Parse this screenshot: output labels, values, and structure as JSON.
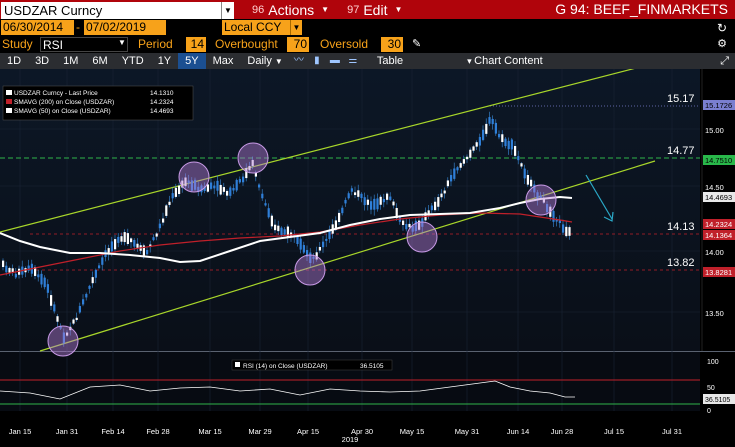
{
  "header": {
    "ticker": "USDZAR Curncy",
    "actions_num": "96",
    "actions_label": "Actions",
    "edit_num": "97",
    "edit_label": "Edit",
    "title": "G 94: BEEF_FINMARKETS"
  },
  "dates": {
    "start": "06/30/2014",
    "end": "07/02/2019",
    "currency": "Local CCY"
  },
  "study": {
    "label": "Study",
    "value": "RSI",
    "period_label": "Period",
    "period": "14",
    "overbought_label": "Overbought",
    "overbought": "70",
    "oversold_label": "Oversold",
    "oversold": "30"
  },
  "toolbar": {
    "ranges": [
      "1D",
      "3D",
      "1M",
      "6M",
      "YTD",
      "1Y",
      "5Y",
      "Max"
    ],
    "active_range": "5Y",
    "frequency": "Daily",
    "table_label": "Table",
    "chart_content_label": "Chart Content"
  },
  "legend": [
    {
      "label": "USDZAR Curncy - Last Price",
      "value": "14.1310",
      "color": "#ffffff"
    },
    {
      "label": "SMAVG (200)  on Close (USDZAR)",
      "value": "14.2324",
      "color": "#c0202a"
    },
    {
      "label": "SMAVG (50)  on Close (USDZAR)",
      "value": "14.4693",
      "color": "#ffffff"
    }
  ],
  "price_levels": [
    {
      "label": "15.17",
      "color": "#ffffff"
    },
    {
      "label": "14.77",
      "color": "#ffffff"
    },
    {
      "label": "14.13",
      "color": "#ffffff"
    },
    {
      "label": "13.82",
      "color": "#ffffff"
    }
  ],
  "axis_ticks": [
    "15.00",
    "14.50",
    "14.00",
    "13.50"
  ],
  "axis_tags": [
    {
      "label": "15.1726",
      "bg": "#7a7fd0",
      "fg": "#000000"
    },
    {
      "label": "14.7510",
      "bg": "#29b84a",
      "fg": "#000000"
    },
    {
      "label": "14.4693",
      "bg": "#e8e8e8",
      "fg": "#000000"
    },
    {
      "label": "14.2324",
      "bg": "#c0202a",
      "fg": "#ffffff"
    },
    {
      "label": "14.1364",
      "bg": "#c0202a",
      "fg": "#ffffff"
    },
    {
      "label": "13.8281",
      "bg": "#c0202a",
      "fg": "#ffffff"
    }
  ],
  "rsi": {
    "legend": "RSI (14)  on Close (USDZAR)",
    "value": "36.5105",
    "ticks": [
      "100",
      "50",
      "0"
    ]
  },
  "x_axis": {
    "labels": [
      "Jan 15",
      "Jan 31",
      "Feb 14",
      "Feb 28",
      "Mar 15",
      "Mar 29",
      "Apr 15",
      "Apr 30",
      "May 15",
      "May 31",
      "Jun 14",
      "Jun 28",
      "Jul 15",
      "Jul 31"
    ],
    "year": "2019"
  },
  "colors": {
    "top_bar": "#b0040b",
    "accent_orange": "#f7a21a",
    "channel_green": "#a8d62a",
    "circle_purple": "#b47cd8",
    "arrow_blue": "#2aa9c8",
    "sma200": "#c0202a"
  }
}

□ □ □ □ □

Objective —
Pictures don't belong in the copy. Restate all the entries exactly.

Written response —
Parse this screenshot: output labels, values, and structure as JSON.
{
  "header": {
    "ticker": "USDZAR Curncy",
    "actions_num": "96",
    "actions_label": "Actions",
    "edit_num": "97",
    "edit_label": "Edit",
    "title": "G 94: BEEF_FINMARKETS"
  },
  "dates": {
    "start": "06/30/2014",
    "end": "07/02/2019",
    "currency": "Local CCY"
  },
  "study": {
    "label": "Study",
    "value": "RSI",
    "period_label": "Period",
    "period": "14",
    "overbought_label": "Overbought",
    "overbought": "70",
    "oversold_label": "Oversold",
    "oversold": "30"
  },
  "toolbar": {
    "ranges": [
      "1D",
      "3D",
      "1M",
      "6M",
      "YTD",
      "1Y",
      "5Y",
      "Max"
    ],
    "active_range": "5Y",
    "frequency": "Daily",
    "table_label": "Table",
    "chart_content_label": "Chart Content"
  },
  "legend": [
    {
      "label": "USDZAR Curncy - Last Price",
      "value": "14.1310",
      "color": "#ffffff"
    },
    {
      "label": "SMAVG (200)  on Close (USDZAR)",
      "value": "14.2324",
      "color": "#c0202a"
    },
    {
      "label": "SMAVG (50)  on Close (USDZAR)",
      "value": "14.4693",
      "color": "#ffffff"
    }
  ],
  "price_levels": [
    {
      "label": "15.17",
      "color": "#ffffff"
    },
    {
      "label": "14.77",
      "color": "#ffffff"
    },
    {
      "label": "14.13",
      "color": "#ffffff"
    },
    {
      "label": "13.82",
      "color": "#ffffff"
    }
  ],
  "axis_ticks": [
    "15.00",
    "14.50",
    "14.00",
    "13.50"
  ],
  "axis_tags": [
    {
      "label": "15.1726",
      "bg": "#7a7fd0",
      "fg": "#000000"
    },
    {
      "label": "14.7510",
      "bg": "#29b84a",
      "fg": "#000000"
    },
    {
      "label": "14.4693",
      "bg": "#e8e8e8",
      "fg": "#000000"
    },
    {
      "label": "14.2324",
      "bg": "#c0202a",
      "fg": "#ffffff"
    },
    {
      "label": "14.1364",
      "bg": "#c0202a",
      "fg": "#ffffff"
    },
    {
      "label": "13.8281",
      "bg": "#c0202a",
      "fg": "#ffffff"
    }
  ],
  "rsi": {
    "legend": "RSI (14)  on Close (USDZAR)",
    "value": "36.5105",
    "ticks": [
      "100",
      "50",
      "0"
    ]
  },
  "x_axis": {
    "labels": [
      "Jan 15",
      "Jan 31",
      "Feb 14",
      "Feb 28",
      "Mar 15",
      "Mar 29",
      "Apr 15",
      "Apr 30",
      "May 15",
      "May 31",
      "Jun 14",
      "Jun 28",
      "Jul 15",
      "Jul 31"
    ],
    "year": "2019"
  },
  "colors": {
    "top_bar": "#b0040b",
    "accent_orange": "#f7a21a",
    "channel_green": "#a8d62a",
    "circle_purple": "#b47cd8",
    "arrow_blue": "#2aa9c8",
    "sma200": "#c0202a"
  }
}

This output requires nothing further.